### WORK REQUIRED
Scan the data below for the string "chevron". Show every line where it turns up.

### GIVEN ENTRIES

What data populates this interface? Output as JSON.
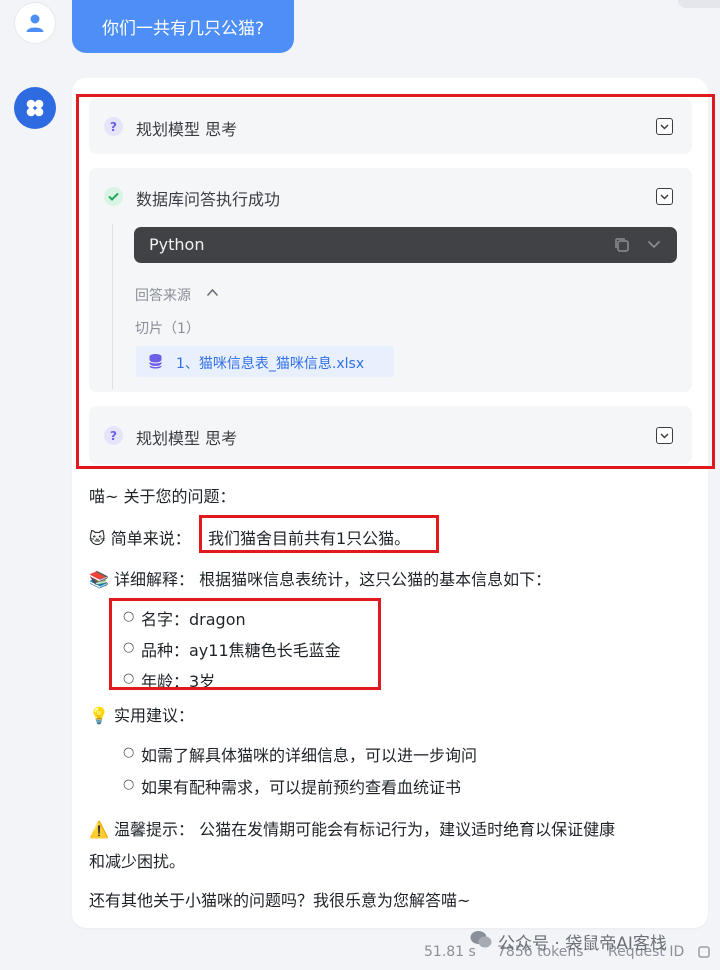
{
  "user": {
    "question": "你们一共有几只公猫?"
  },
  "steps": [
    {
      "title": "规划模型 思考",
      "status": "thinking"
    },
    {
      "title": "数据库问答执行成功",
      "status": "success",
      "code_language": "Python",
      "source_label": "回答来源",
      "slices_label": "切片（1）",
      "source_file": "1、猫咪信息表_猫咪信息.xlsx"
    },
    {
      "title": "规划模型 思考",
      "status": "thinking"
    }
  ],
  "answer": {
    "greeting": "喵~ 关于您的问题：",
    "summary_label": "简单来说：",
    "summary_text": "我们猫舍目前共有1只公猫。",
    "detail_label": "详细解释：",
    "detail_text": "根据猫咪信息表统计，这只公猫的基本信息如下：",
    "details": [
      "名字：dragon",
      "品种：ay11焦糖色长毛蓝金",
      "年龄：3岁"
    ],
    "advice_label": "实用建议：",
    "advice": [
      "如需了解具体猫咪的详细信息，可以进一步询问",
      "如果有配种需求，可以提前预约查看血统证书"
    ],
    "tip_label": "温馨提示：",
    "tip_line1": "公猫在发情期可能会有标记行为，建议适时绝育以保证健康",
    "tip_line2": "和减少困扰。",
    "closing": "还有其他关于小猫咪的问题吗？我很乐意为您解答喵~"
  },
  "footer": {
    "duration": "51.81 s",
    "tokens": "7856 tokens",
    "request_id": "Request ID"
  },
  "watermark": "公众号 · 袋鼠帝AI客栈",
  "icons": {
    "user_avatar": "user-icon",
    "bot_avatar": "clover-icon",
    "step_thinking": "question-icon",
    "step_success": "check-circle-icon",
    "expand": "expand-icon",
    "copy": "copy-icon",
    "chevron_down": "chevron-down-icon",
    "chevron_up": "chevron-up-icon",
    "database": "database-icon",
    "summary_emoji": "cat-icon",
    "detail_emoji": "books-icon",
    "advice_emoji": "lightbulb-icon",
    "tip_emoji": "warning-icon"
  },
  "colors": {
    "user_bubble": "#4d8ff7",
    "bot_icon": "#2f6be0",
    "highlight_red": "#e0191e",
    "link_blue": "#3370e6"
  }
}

### COMPLETE RESPONSE
    "chevron_down": "chevron-down-icon",
    "chevron_up": "chevron-up-icon",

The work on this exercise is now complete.